→ Goal of the exercise: With the pictures left out, copy the listing below exactly.
— start —
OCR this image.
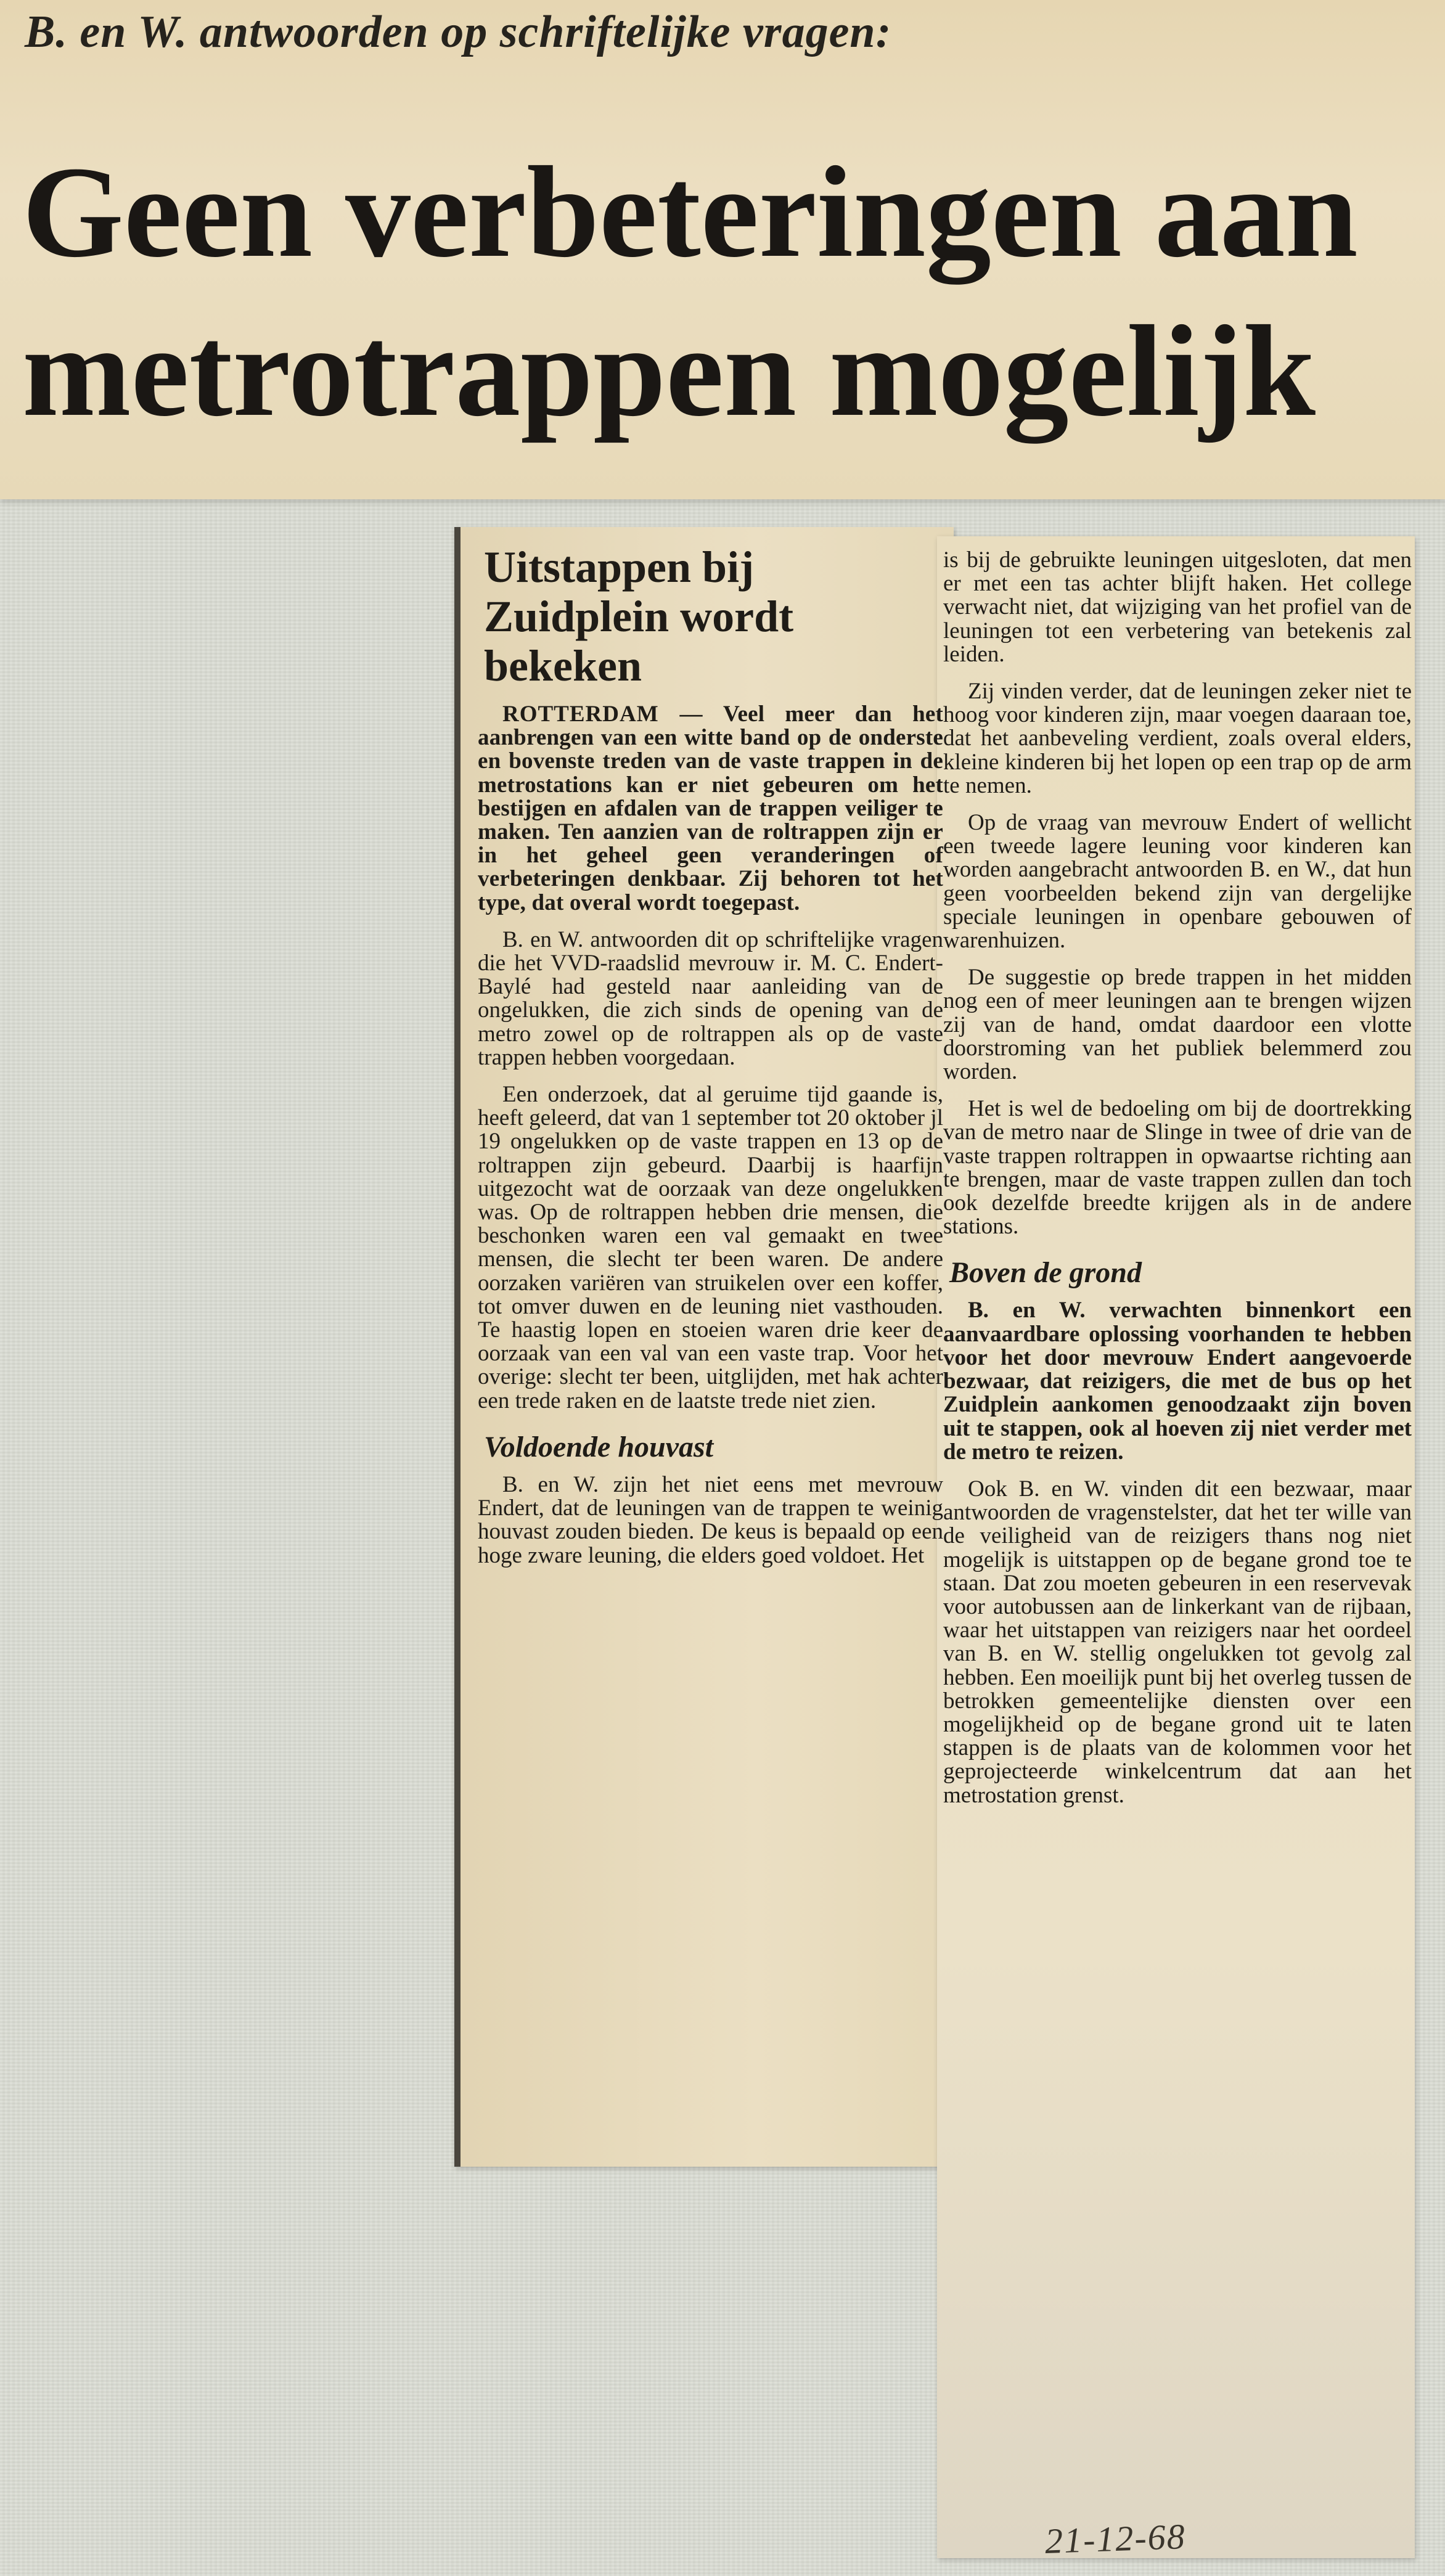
B. en W. antwoorden op schriftelijke vragen:
Geen verbeteringen aan metrotrappen mogelijk
Uitstappen bij Zuidplein wordt bekeken

ROTTERDAM — Veel meer dan het aanbrengen van een witte band op de onderste en bovenste treden van de vaste trappen in de metrostations kan er niet gebeuren om het bestijgen en afdalen van de trappen veiliger te maken. Ten aanzien van de roltrappen zijn er in het geheel geen veranderingen of verbeteringen denkbaar. Zij behoren tot het type, dat overal wordt toegepast.

B. en W. antwoorden dit op schriftelijke vragen die het VVD-raadslid mevrouw ir. M. C. Endert-Baylé had gesteld naar aanleiding van de ongelukken, die zich sinds de opening van de metro zowel op de roltrappen als op de vaste trappen hebben voorgedaan.

Een onderzoek, dat al geruime tijd gaande is, heeft geleerd, dat van 1 september tot 20 oktober jl 19 ongelukken op de vaste trappen en 13 op de roltrappen zijn gebeurd. Daarbij is haarfijn uitgezocht wat de oorzaak van deze ongelukken was. Op de roltrappen hebben drie mensen, die beschonken waren een val gemaakt en twee mensen, die slecht ter been waren. De andere oorzaken variëren van struikelen over een koffer, tot omver duwen en de leuning niet vasthouden. Te haastig lopen en stoeien waren drie keer de oorzaak van een val van een vaste trap. Voor het overige: slecht ter been, uitglijden, met hak achter een trede raken en de laatste trede niet zien.

Voldoende houvast

B. en W. zijn het niet eens met mevrouw Endert, dat de leuningen van de trappen te weinig houvast zouden bieden. De keus is bepaald op een hoge zware leuning, die elders goed voldoet. Het

is bij de gebruikte leuningen uitgesloten, dat men er met een tas achter blijft haken. Het college verwacht niet, dat wijziging van het profiel van de leuningen tot een verbetering van betekenis zal leiden.

Zij vinden verder, dat de leuningen zeker niet te hoog voor kinderen zijn, maar voegen daaraan toe, dat het aanbeveling verdient, zoals overal elders, kleine kinderen bij het lopen op een trap op de arm te nemen.

Op de vraag van mevrouw Endert of wellicht een tweede lagere leuning voor kinderen kan worden aangebracht antwoorden B. en W., dat hun geen voorbeelden bekend zijn van dergelijke speciale leuningen in openbare gebouwen of warenhuizen.

De suggestie op brede trappen in het midden nog een of meer leuningen aan te brengen wijzen zij van de hand, omdat daardoor een vlotte doorstroming van het publiek belemmerd zou worden.

Het is wel de bedoeling om bij de doortrekking van de metro naar de Slinge in twee of drie van de vaste trappen roltrappen in opwaartse richting aan te brengen, maar de vaste trappen zullen dan toch ook dezelfde breedte krijgen als in de andere stations.

Boven de grond

B. en W. verwachten binnenkort een aanvaardbare oplossing voorhanden te hebben voor het door mevrouw Endert aangevoerde bezwaar, dat reizigers, die met de bus op het Zuidplein aankomen genoodzaakt zijn boven uit te stappen, ook al hoeven zij niet verder met de metro te reizen.

Ook B. en W. vinden dit een bezwaar, maar antwoorden de vragenstelster, dat het ter wille van de veiligheid van de reizigers thans nog niet mogelijk is uitstappen op de begane grond toe te staan. Dat zou moeten gebeuren in een reservevak voor autobussen aan de linkerkant van de rijbaan, waar het uitstappen van reizigers naar het oordeel van B. en W. stellig ongelukken tot gevolg zal hebben. Een moeilijk punt bij het overleg tussen de betrokken gemeentelijke diensten over een mogelijkheid op de begane grond uit te laten stappen is de plaats van de kolommen voor het geprojecteerde winkelcentrum dat aan het metrostation grenst.

21-12-68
— end —
→ Solved exercise:
OCR this image.
B. en W. antwoorden op schriftelijke vragen:
Geen verbeteringen aan metrotrappen mogelijk
Uitstappen bij Zuidplein wordt bekeken

ROTTERDAM — Veel meer dan het aanbrengen van een witte band op de onderste en bovenste treden van de vaste trappen in de metrostations kan er niet gebeuren om het bestijgen en afdalen van de trappen veiliger te maken. Ten aanzien van de roltrappen zijn er in het geheel geen veranderingen of verbeteringen denkbaar. Zij behoren tot het type, dat overal wordt toegepast.

B. en W. antwoorden dit op schriftelijke vragen die het VVD-raadslid mevrouw ir. M. C. Endert-Baylé had gesteld naar aanleiding van de ongelukken, die zich sinds de opening van de metro zowel op de roltrappen als op de vaste trappen hebben voorgedaan.

Een onderzoek, dat al geruime tijd gaande is, heeft geleerd, dat van 1 september tot 20 oktober jl 19 ongelukken op de vaste trappen en 13 op de roltrappen zijn gebeurd. Daarbij is haarfijn uitgezocht wat de oorzaak van deze ongelukken was. Op de roltrappen hebben drie mensen, die beschonken waren een val gemaakt en twee mensen, die slecht ter been waren. De andere oorzaken variëren van struikelen over een koffer, tot omver duwen en de leuning niet vasthouden. Te haastig lopen en stoeien waren drie keer de oorzaak van een val van een vaste trap. Voor het overige: slecht ter been, uitglijden, met hak achter een trede raken en de laatste trede niet zien.

Voldoende houvast

B. en W. zijn het niet eens met mevrouw Endert, dat de leuningen van de trappen te weinig houvast zouden bieden. De keus is bepaald op een hoge zware leuning, die elders goed voldoet. Het

is bij de gebruikte leuningen uitgesloten, dat men er met een tas achter blijft haken. Het college verwacht niet, dat wijziging van het profiel van de leuningen tot een verbetering van betekenis zal leiden.

Zij vinden verder, dat de leuningen zeker niet te hoog voor kinderen zijn, maar voegen daaraan toe, dat het aanbeveling verdient, zoals overal elders, kleine kinderen bij het lopen op een trap op de arm te nemen.

Op de vraag van mevrouw Endert of wellicht een tweede lagere leuning voor kinderen kan worden aangebracht antwoorden B. en W., dat hun geen voorbeelden bekend zijn van dergelijke speciale leuningen in openbare gebouwen of warenhuizen.

De suggestie op brede trappen in het midden nog een of meer leuningen aan te brengen wijzen zij van de hand, omdat daardoor een vlotte doorstroming van het publiek belemmerd zou worden.

Het is wel de bedoeling om bij de doortrekking van de metro naar de Slinge in twee of drie van de vaste trappen roltrappen in opwaartse richting aan te brengen, maar de vaste trappen zullen dan toch ook dezelfde breedte krijgen als in de andere stations.

Boven de grond

B. en W. verwachten binnenkort een aanvaardbare oplossing voorhanden te hebben voor het door mevrouw Endert aangevoerde bezwaar, dat reizigers, die met de bus op het Zuidplein aankomen genoodzaakt zijn boven uit te stappen, ook al hoeven zij niet verder met de metro te reizen.

Ook B. en W. vinden dit een bezwaar, maar antwoorden de vragenstelster, dat het ter wille van de veiligheid van de reizigers thans nog niet mogelijk is uitstappen op de begane grond toe te staan. Dat zou moeten gebeuren in een reservevak voor autobussen aan de linkerkant van de rijbaan, waar het uitstappen van reizigers naar het oordeel van B. en W. stellig ongelukken tot gevolg zal hebben. Een moeilijk punt bij het overleg tussen de betrokken gemeentelijke diensten over een mogelijkheid op de begane grond uit te laten stappen is de plaats van de kolommen voor het geprojecteerde winkelcentrum dat aan het metrostation grenst.

21-12-68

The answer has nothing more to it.